**WHAT YOU HAVE TO DO:** Show all lines from the material that carry the word "within".

=== DATA FOR THE TASK ===

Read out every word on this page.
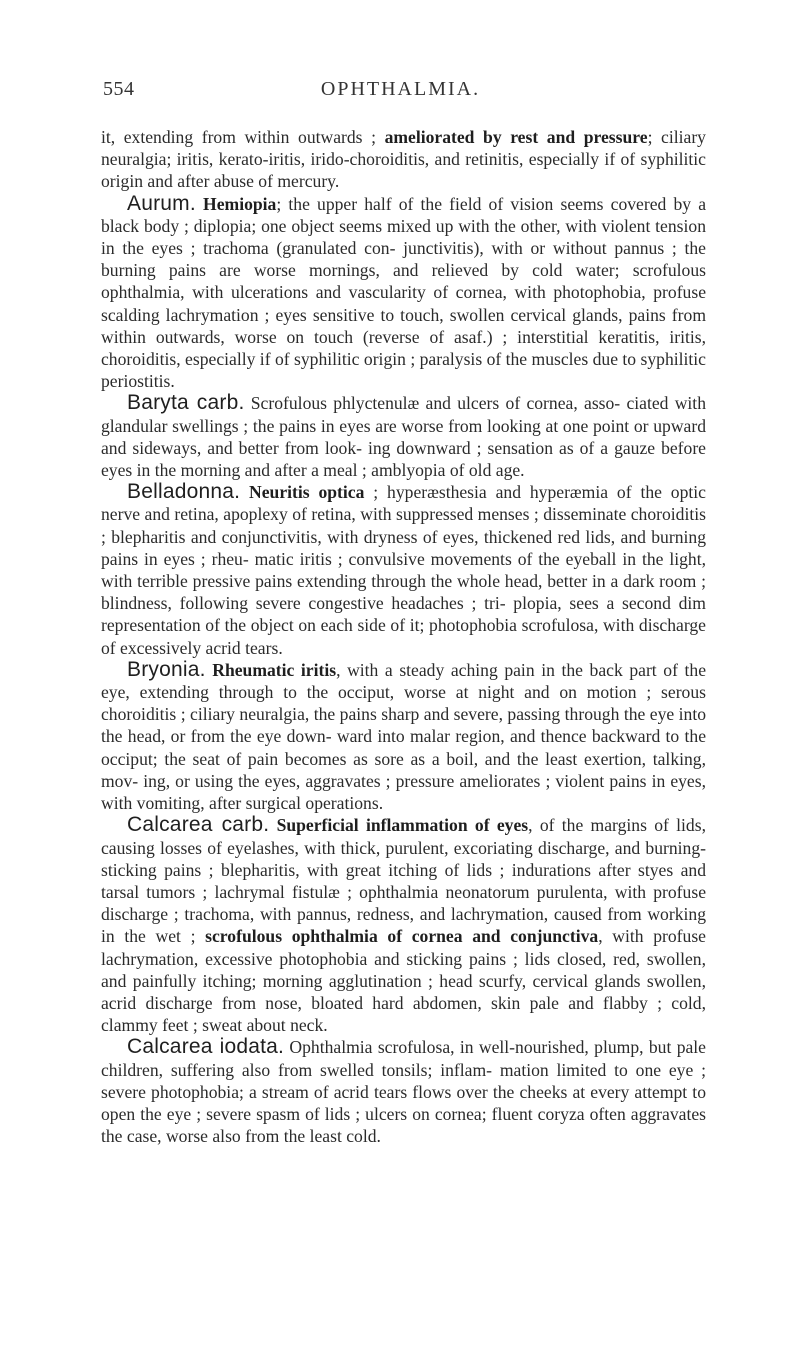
554	OPHTHALMIA.

it, extending from within outwards ; ameliorated by rest and pressure; ciliary neuralgia; iritis, kerato-iritis, irido-choroiditis, and retinitis, especially if of syphilitic origin and after abuse of mercury.

Aurum. Hemiopia; the upper half of the field of vision seems covered by a black body ; diplopia; one object seems mixed up with the other, with violent tension in the eyes ; trachoma (granulated con- junctivitis), with or without pannus ; the burning pains are worse mornings, and relieved by cold water; scrofulous ophthalmia, with ulcerations and vascularity of cornea, with photophobia, profuse scalding lachrymation ; eyes sensitive to touch, swollen cervical glands, pains from within outwards, worse on touch (reverse of asaf.) ; interstitial keratitis, iritis, choroiditis, especially if of syphilitic origin ; paralysis of the muscles due to syphilitic periostitis.

Baryta carb. Scrofulous phlyctenulæ and ulcers of cornea, asso- ciated with glandular swellings ; the pains in eyes are worse from looking at one point or upward and sideways, and better from look- ing downward ; sensation as of a gauze before eyes in the morning and after a meal ; amblyopia of old age.

Belladonna. Neuritis optica ; hyperæsthesia and hyperæmia of the optic nerve and retina, apoplexy of retina, with suppressed menses ; disseminate choroiditis ; blepharitis and conjunctivitis, with dryness of eyes, thickened red lids, and burning pains in eyes ; rheu- matic iritis ; convulsive movements of the eyeball in the light, with terrible pressive pains extending through the whole head, better in a dark room ; blindness, following severe congestive headaches ; tri- plopia, sees a second dim representation of the object on each side of it; photophobia scrofulosa, with discharge of excessively acrid tears.

Bryonia. Rheumatic iritis, with a steady aching pain in the back part of the eye, extending through to the occiput, worse at night and on motion ; serous choroiditis ; ciliary neuralgia, the pains sharp and severe, passing through the eye into the head, or from the eye down- ward into malar region, and thence backward to the occiput; the seat of pain becomes as sore as a boil, and the least exertion, talking, mov- ing, or using the eyes, aggravates ; pressure ameliorates ; violent pains in eyes, with vomiting, after surgical operations.

Calcarea carb. Superficial inflammation of eyes, of the margins of lids, causing losses of eyelashes, with thick, purulent, excoriating discharge, and burning-sticking pains ; blepharitis, with great itching of lids ; indurations after styes and tarsal tumors ; lachrymal fistulæ ; ophthalmia neonatorum purulenta, with profuse discharge ; trachoma, with pannus, redness, and lachrymation, caused from working in the wet ; scrofulous ophthalmia of cornea and conjunctiva, with profuse lachrymation, excessive photophobia and sticking pains ; lids closed, red, swollen, and painfully itching; morning agglutination ; head scurfy, cervical glands swollen, acrid discharge from nose, bloated hard abdomen, skin pale and flabby ; cold, clammy feet ; sweat about neck.

Calcarea iodata. Ophthalmia scrofulosa, in well-nourished, plump, but pale children, suffering also from swelled tonsils; inflam- mation limited to one eye ; severe photophobia; a stream of acrid tears flows over the cheeks at every attempt to open the eye ; severe spasm of lids ; ulcers on cornea; fluent coryza often aggravates the case, worse also from the least cold.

===

**PROBLEM SOLUTION:**
it, extending from within outwards ; ameliorated by rest and pressure; ciliary neuralgia; iritis, kerato-iritis, irido-choroiditis, and retinitis, especially if of syphilitic origin and after abuse of mercury.
Aurum. Hemiopia; the upper half of the field of vision seems covered by a black body ; diplopia; one object seems mixed up with the other, with violent tension in the eyes ; trachoma (granulated con- junctivitis), with or without pannus ; the burning pains are worse mornings, and relieved by cold water; scrofulous ophthalmia, with ulcerations and vascularity of cornea, with photophobia, profuse scalding lachrymation ; eyes sensitive to touch, swollen cervical glands, pains from within outwards, worse on touch (reverse of asaf.) ; interstitial keratitis, iritis, choroiditis, especially if of syphilitic origin ; paralysis of the muscles due to syphilitic periostitis.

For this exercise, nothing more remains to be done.